Recorded information =
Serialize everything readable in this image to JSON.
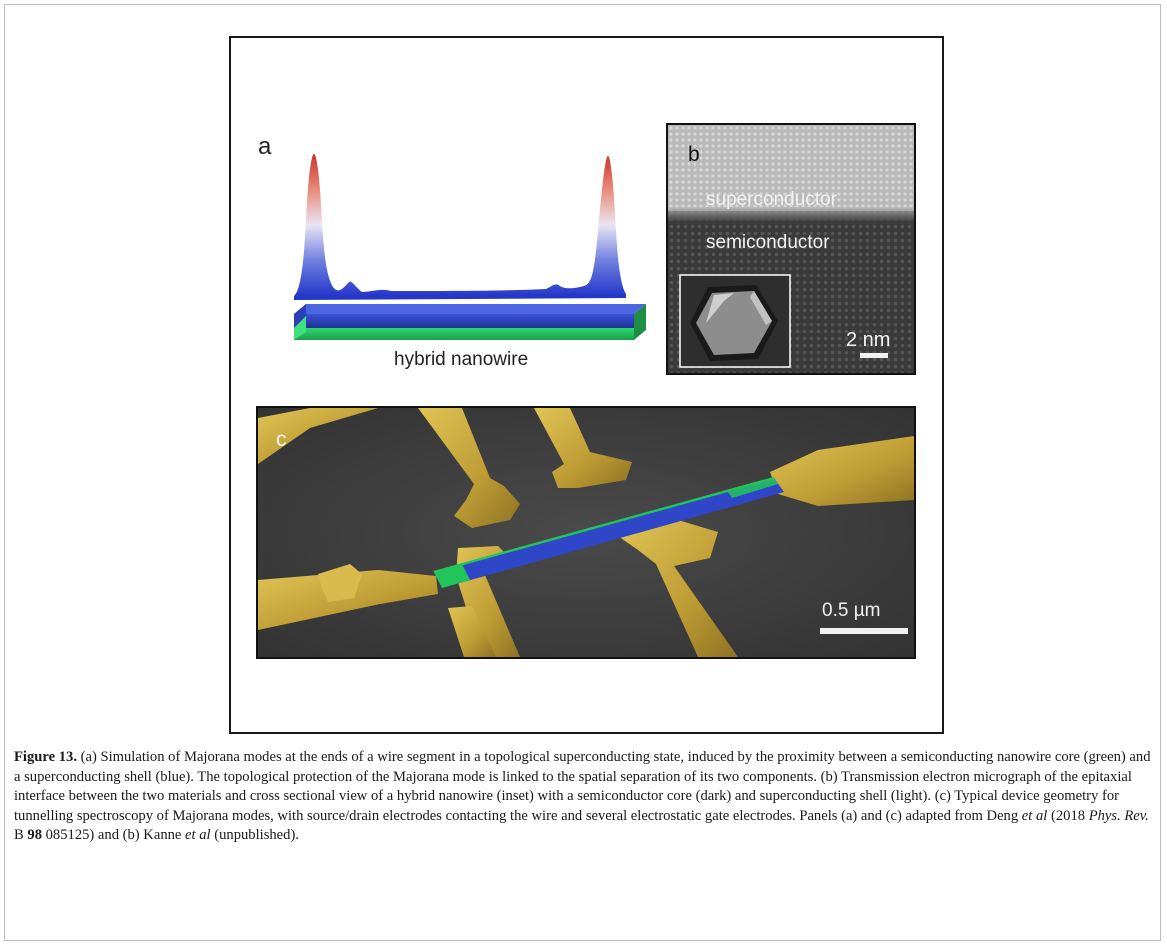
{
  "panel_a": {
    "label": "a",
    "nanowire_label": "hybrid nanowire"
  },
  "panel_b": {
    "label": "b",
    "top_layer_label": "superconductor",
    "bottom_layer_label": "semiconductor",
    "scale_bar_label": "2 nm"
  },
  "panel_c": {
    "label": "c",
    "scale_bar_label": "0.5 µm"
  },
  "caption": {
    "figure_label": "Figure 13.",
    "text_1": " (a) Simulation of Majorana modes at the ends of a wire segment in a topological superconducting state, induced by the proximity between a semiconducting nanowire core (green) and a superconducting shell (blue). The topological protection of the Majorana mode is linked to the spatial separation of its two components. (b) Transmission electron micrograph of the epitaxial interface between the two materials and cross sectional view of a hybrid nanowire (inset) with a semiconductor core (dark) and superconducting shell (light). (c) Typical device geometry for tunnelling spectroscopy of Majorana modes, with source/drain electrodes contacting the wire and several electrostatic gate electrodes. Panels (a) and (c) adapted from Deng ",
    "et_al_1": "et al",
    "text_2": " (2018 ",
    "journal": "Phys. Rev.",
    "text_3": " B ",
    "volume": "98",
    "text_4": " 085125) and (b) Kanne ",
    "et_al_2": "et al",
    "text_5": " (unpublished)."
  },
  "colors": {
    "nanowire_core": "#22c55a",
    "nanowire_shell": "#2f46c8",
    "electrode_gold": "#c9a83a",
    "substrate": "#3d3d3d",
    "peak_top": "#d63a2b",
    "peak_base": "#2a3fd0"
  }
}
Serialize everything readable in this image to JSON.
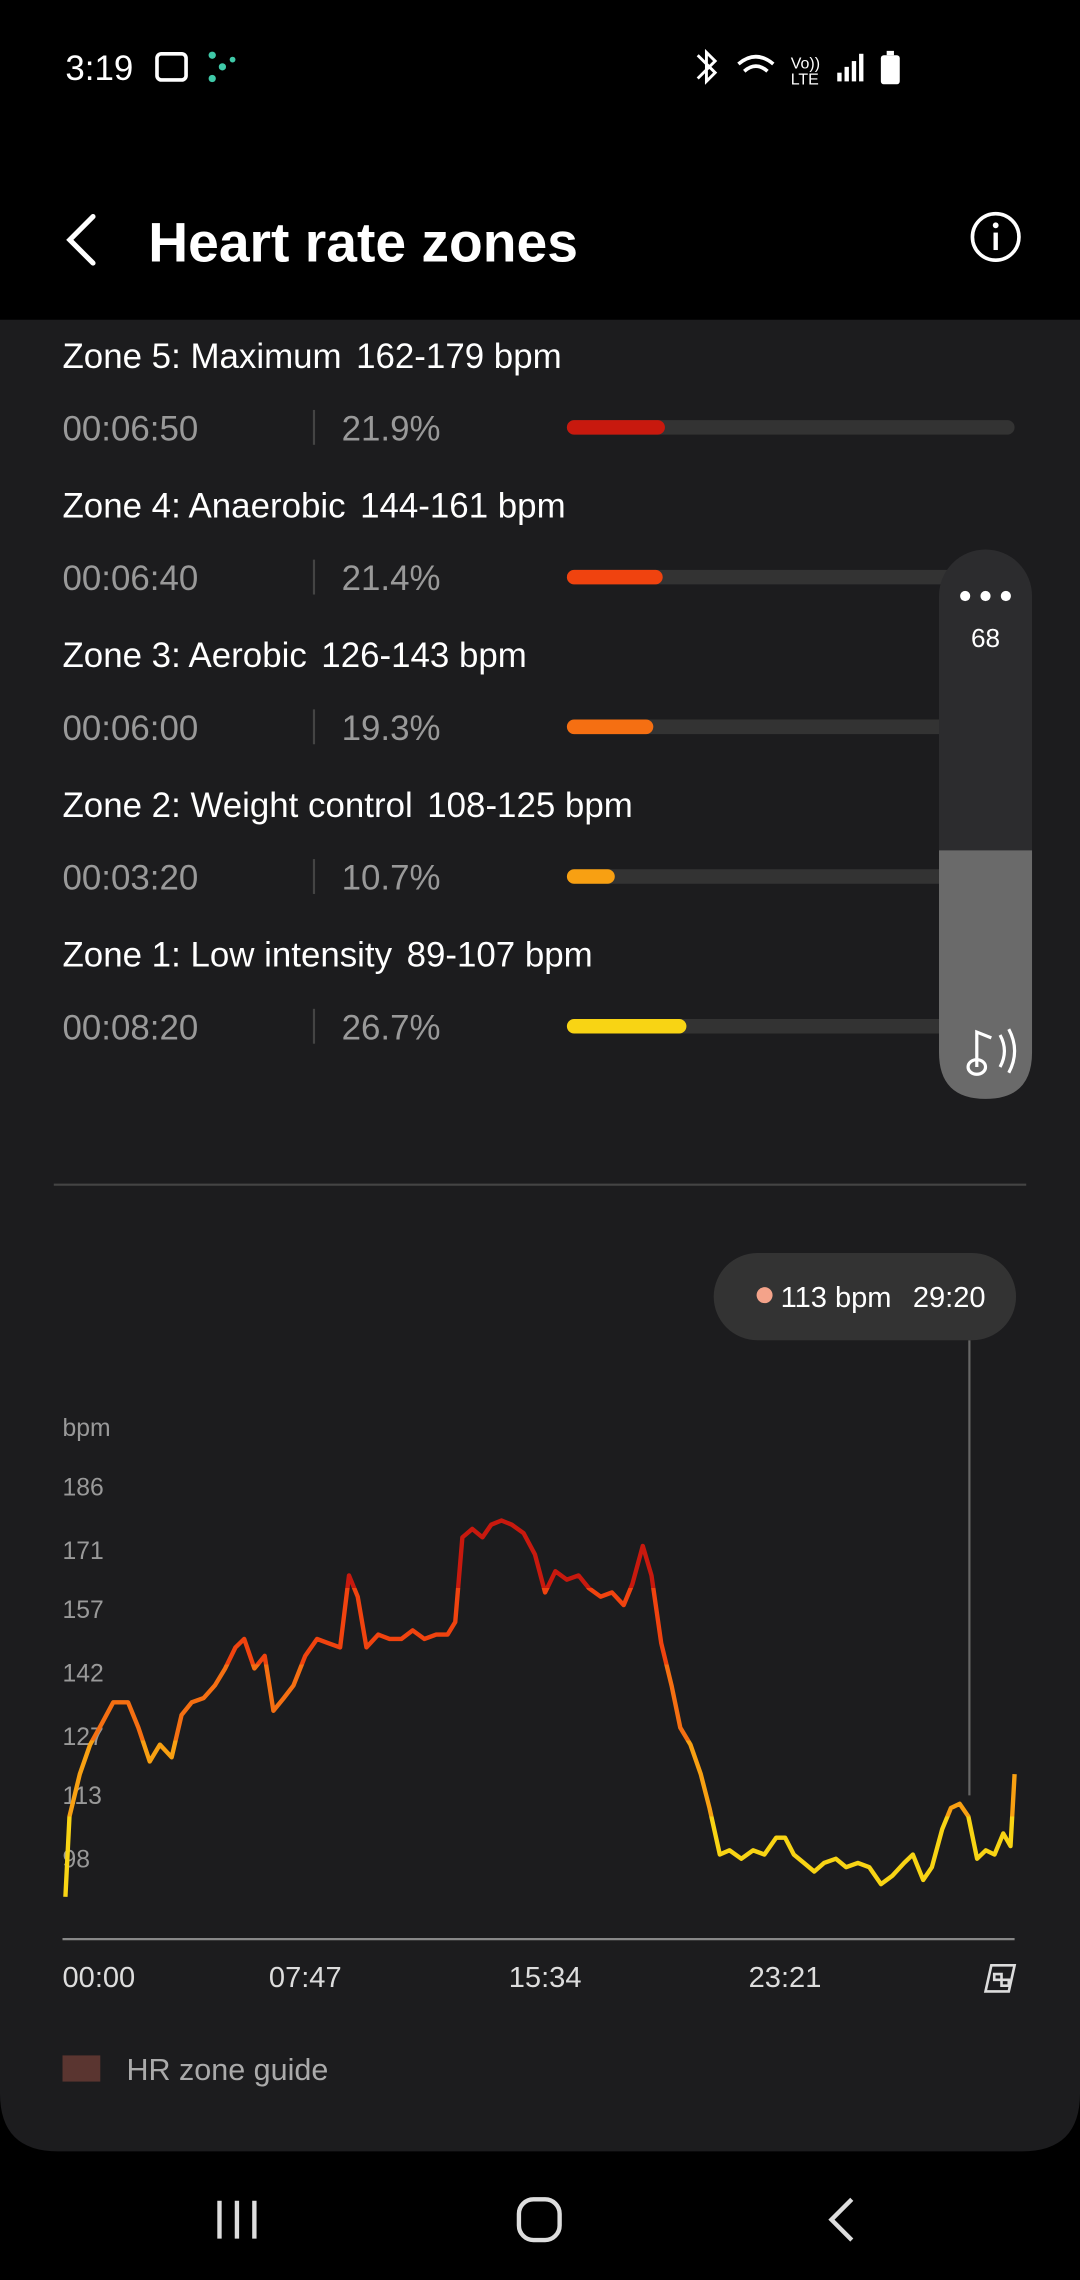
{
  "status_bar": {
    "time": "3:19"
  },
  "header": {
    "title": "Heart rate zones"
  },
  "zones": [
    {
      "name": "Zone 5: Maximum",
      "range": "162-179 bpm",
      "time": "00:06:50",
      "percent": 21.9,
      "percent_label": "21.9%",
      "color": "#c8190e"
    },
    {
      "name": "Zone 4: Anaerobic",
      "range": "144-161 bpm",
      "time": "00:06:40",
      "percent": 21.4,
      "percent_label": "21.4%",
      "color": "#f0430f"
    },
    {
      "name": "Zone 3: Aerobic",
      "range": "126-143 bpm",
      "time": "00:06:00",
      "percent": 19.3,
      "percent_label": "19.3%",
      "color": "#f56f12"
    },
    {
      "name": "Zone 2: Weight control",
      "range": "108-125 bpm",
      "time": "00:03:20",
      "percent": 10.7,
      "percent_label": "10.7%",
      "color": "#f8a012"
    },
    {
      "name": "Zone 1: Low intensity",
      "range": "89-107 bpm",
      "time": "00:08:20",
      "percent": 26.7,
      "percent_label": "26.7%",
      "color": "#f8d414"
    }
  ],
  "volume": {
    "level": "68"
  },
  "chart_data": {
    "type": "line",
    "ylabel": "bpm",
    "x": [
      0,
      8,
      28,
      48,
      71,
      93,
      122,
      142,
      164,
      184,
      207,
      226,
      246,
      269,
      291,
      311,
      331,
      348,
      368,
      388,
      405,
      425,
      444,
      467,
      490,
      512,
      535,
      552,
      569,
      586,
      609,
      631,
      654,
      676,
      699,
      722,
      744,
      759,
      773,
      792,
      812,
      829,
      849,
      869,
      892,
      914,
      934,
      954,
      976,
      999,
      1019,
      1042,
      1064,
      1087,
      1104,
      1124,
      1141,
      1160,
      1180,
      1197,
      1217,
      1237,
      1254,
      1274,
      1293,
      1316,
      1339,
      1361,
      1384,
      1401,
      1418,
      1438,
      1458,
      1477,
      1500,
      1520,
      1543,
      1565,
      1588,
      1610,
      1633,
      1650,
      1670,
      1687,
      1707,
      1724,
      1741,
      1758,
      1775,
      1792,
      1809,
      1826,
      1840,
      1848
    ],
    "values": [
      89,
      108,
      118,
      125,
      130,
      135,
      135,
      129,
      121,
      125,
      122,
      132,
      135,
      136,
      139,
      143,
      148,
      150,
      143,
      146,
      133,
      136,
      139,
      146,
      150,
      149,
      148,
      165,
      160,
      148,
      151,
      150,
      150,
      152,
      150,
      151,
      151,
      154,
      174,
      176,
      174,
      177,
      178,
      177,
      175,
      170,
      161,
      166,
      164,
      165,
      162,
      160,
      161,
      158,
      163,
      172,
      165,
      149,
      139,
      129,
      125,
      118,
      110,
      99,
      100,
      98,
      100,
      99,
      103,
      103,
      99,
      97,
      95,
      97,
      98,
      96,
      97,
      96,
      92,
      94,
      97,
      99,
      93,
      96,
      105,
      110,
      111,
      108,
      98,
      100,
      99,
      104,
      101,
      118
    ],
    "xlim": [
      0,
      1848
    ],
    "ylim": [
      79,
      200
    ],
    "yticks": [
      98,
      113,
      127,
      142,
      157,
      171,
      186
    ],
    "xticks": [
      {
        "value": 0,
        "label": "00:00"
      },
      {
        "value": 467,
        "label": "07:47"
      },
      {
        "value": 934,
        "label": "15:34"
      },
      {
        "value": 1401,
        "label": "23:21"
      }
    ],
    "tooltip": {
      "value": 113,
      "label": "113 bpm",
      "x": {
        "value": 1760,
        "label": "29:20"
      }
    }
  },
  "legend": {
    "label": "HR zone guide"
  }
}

Problem statement =
Copy every line from the records above that contains the word "name".

Final answer =
      "name": "Zone 5: Maximum",
      "name": "Zone 4: Anaerobic",
      "name": "Zone 3: Aerobic",
      "name": "Zone 2: Weight control",
      "name": "Zone 1: Low intensity",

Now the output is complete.